= DATA EXCERPTS =
★ ★ ★ ★ ★ ★ ★

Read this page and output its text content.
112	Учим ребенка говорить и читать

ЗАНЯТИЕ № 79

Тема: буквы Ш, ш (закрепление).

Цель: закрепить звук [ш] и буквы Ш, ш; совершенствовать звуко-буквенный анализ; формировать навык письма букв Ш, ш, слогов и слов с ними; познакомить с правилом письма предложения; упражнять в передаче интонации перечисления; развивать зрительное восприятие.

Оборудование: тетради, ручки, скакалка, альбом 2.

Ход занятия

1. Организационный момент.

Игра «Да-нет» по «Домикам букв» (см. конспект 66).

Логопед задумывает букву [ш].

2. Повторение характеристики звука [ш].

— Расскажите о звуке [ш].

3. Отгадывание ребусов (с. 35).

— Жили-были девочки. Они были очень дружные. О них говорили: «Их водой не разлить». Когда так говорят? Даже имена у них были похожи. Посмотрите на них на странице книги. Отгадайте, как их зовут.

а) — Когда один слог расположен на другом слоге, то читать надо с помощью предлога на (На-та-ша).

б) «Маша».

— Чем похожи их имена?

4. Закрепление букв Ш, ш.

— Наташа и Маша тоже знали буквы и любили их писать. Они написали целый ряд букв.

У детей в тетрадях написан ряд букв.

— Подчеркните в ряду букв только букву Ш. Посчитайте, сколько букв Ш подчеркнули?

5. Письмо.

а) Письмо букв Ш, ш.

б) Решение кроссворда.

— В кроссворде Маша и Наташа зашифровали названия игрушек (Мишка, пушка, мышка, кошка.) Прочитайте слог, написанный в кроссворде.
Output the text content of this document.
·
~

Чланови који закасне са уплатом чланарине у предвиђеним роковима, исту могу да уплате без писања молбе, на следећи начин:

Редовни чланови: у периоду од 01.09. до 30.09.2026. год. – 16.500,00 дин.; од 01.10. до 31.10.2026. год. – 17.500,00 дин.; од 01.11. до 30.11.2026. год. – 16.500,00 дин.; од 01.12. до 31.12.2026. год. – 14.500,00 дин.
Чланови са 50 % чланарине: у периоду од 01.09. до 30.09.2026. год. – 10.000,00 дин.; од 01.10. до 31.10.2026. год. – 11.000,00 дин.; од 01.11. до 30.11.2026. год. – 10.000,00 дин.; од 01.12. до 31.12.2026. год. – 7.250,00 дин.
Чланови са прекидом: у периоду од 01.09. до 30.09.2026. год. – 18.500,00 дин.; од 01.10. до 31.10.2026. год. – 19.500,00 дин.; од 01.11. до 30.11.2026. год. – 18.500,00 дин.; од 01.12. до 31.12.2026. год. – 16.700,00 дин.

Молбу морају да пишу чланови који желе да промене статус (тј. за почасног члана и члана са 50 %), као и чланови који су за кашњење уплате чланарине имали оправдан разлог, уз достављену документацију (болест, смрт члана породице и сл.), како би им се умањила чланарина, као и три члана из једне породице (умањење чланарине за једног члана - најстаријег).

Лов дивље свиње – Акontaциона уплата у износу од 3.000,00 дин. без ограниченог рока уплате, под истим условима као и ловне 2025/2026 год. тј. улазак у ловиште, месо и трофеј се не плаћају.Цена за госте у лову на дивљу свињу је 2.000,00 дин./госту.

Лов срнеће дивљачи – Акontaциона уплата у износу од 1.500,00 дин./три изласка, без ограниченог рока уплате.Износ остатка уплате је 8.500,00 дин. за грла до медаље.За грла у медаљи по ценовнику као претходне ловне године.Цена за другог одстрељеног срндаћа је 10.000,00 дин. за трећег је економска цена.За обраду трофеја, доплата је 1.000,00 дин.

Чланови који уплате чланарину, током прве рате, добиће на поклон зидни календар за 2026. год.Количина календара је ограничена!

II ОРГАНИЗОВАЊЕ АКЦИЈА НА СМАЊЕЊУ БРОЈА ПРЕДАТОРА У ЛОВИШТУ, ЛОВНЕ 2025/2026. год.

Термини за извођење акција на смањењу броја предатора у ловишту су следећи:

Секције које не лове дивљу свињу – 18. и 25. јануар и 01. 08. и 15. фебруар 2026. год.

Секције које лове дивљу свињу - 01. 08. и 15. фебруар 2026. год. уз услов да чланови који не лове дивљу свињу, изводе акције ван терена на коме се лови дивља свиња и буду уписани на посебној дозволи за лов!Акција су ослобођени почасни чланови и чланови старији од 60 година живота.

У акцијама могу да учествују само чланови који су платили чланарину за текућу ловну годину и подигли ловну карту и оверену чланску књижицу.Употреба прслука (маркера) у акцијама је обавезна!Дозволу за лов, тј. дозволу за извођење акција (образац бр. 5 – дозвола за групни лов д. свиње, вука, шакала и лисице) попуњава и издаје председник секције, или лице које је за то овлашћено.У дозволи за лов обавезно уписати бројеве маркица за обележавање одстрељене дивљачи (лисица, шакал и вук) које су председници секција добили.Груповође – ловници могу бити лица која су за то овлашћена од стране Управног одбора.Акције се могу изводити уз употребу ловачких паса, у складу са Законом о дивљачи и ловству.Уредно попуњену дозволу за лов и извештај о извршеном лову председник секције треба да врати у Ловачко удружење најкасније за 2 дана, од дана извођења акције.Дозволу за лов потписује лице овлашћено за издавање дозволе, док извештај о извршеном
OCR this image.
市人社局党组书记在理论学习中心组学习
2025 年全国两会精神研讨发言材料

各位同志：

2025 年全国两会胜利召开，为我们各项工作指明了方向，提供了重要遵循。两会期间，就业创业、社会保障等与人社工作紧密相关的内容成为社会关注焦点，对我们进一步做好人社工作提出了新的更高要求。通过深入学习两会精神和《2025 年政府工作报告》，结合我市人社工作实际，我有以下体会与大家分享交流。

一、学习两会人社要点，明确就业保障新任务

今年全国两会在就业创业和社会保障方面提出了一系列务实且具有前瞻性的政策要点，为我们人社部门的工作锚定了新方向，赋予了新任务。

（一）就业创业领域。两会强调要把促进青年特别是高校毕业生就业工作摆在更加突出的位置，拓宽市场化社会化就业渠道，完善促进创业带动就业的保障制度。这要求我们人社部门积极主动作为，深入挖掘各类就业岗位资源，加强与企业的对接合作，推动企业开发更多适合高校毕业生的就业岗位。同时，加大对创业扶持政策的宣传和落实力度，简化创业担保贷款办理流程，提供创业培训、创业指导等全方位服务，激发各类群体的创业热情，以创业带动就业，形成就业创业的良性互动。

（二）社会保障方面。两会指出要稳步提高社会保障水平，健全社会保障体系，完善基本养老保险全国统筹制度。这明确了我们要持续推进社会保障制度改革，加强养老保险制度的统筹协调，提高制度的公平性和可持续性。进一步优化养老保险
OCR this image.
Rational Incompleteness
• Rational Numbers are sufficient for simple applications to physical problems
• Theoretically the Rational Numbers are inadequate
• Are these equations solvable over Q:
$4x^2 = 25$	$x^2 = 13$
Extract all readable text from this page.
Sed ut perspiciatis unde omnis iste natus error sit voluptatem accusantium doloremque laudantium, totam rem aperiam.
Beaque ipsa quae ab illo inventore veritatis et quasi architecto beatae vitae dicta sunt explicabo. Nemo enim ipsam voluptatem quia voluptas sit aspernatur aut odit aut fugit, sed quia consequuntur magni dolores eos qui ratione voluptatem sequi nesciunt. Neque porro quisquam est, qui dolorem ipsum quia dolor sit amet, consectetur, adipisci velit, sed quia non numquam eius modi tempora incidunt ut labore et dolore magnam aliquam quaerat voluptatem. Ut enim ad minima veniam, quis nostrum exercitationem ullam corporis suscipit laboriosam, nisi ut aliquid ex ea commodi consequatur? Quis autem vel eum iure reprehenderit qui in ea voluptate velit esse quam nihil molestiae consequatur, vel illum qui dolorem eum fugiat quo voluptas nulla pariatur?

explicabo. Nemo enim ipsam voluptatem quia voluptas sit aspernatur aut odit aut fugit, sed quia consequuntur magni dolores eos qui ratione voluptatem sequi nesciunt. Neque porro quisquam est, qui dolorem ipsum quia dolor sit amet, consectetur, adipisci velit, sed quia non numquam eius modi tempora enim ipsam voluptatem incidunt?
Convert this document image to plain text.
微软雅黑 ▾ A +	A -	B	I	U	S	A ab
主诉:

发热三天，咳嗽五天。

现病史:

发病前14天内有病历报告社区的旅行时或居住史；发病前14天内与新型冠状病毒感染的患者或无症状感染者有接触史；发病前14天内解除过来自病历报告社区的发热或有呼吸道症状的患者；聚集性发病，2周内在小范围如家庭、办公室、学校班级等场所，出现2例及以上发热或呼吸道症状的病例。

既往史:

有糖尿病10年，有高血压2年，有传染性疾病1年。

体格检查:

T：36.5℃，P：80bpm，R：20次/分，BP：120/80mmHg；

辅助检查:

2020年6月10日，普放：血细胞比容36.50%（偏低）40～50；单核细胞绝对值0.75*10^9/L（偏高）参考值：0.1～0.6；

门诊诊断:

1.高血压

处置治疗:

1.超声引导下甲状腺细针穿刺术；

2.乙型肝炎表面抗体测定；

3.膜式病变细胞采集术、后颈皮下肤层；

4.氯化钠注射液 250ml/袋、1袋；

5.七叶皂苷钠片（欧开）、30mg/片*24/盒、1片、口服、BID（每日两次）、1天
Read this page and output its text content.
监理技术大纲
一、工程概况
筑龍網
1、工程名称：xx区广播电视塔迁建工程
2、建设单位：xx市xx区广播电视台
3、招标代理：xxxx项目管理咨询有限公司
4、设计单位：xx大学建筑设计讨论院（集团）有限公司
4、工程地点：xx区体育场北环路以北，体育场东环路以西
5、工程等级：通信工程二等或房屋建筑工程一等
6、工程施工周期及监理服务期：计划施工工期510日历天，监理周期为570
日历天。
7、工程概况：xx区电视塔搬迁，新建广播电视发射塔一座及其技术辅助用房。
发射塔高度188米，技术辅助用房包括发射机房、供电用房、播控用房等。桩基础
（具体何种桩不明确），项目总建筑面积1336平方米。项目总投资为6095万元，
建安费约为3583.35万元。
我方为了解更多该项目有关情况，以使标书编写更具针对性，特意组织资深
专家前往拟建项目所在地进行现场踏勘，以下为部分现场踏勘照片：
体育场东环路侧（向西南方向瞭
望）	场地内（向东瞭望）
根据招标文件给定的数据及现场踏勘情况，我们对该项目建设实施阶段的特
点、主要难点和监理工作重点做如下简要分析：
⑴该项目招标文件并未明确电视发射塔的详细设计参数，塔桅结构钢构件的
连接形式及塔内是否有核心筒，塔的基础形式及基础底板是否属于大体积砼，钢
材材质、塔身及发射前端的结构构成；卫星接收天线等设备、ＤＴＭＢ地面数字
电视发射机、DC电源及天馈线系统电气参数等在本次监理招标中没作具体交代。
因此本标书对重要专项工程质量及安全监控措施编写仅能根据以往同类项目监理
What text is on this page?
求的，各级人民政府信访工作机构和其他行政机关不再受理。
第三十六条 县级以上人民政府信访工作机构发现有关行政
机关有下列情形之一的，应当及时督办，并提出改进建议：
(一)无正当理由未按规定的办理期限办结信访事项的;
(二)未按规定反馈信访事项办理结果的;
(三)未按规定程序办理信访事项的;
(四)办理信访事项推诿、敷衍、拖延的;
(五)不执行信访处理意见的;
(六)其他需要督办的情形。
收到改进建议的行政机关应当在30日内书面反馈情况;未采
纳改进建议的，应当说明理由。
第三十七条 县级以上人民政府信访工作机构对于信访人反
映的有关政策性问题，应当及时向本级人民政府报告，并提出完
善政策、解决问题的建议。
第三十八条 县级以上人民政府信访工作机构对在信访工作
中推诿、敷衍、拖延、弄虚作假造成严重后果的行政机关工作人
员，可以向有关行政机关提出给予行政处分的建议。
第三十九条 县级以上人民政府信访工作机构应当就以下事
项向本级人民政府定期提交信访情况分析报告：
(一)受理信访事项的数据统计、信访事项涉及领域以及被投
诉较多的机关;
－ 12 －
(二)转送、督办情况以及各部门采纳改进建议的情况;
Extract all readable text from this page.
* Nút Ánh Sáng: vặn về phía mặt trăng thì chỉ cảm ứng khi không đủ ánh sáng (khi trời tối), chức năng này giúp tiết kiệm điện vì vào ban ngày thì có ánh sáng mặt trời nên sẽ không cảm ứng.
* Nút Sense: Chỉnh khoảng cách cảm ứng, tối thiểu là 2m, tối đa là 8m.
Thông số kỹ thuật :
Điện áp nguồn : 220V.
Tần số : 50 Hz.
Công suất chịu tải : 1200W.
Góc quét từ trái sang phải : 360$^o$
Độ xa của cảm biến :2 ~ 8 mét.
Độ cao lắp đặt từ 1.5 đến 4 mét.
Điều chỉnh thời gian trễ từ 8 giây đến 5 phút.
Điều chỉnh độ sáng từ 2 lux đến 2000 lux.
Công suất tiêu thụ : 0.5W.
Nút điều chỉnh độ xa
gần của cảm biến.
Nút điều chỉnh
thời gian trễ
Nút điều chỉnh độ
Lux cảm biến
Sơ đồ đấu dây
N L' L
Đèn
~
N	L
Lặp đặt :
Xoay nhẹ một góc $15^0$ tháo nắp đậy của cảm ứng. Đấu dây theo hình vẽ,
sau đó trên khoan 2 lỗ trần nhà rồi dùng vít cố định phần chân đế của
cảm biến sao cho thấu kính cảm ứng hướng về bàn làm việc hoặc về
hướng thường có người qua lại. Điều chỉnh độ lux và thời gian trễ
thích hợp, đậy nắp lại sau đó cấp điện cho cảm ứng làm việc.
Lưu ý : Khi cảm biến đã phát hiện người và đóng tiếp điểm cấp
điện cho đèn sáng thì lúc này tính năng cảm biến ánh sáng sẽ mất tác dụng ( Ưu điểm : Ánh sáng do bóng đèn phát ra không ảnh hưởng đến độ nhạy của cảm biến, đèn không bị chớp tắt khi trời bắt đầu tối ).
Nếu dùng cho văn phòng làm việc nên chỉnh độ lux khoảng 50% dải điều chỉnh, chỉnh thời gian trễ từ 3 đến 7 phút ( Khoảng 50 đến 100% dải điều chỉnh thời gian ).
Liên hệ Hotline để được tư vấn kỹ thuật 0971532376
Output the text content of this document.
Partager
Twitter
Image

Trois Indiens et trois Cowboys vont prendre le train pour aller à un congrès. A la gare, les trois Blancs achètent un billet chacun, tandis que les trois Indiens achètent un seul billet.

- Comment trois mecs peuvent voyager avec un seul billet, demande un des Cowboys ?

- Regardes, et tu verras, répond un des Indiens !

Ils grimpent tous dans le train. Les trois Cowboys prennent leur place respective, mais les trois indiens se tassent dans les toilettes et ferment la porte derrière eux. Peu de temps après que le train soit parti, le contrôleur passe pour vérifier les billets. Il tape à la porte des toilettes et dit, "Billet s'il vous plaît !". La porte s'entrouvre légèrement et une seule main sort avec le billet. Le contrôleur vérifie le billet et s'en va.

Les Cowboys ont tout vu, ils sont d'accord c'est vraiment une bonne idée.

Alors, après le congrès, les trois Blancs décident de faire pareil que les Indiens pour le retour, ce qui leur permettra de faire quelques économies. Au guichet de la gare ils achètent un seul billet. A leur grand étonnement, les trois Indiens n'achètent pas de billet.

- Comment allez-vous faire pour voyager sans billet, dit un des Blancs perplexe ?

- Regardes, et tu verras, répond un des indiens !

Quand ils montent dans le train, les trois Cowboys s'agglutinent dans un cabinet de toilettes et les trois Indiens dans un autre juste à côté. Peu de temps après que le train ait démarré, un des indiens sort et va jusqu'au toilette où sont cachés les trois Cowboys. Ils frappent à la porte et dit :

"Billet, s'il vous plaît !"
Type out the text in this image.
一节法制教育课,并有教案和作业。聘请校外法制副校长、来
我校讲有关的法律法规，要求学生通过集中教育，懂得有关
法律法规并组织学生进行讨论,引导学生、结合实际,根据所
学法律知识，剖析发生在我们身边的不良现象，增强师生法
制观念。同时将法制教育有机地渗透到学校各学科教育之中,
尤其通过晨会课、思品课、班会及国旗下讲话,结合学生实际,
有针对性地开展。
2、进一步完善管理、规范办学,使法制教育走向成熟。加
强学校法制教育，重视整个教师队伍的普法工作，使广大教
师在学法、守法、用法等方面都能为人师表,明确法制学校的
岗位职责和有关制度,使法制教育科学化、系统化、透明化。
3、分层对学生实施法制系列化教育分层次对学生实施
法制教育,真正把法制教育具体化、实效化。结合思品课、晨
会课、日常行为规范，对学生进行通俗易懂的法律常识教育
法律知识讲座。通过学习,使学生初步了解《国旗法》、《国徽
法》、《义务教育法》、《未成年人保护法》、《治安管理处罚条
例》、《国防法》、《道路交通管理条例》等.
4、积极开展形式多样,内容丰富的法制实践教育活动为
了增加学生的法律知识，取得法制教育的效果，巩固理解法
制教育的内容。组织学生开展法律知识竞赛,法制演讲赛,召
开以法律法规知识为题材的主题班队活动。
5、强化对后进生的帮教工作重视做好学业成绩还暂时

★ ★ ★ ★ ★ ★ ★

= WHAT YOU WILL DO =
Locate the word "voluptas" in the entries, and copy every line where it is found.

= TASK RESPONSE =
Beaque ipsa quae ab illo inventore veritatis et quasi architecto beatae vitae dicta sunt explicabo. Nemo enim ipsam voluptatem quia voluptas sit aspernatur aut odit aut fugit, sed quia consequuntur magni dolores eos qui ratione voluptatem sequi nesciunt. Neque porro quisquam est, qui dolorem ipsum quia dolor sit amet, consectetur, adipisci velit, sed quia non numquam eius modi tempora incidunt ut labore et dolore magnam aliquam quaerat voluptatem. Ut enim ad minima veniam, quis nostrum exercitationem ullam corporis suscipit laboriosam, nisi ut aliquid ex ea commodi consequatur? Quis autem vel eum iure reprehenderit qui in ea voluptate velit esse quam nihil molestiae consequatur, vel illum qui dolorem eum fugiat quo voluptas nulla pariatur?
explicabo. Nemo enim ipsam voluptatem quia voluptas sit aspernatur aut odit aut fugit, sed quia consequuntur magni dolores eos qui ratione voluptatem sequi nesciunt. Neque porro quisquam est, qui dolorem ipsum quia dolor sit amet, consectetur, adipisci velit, sed quia non numquam eius modi tempora enim ipsam voluptatem incidunt?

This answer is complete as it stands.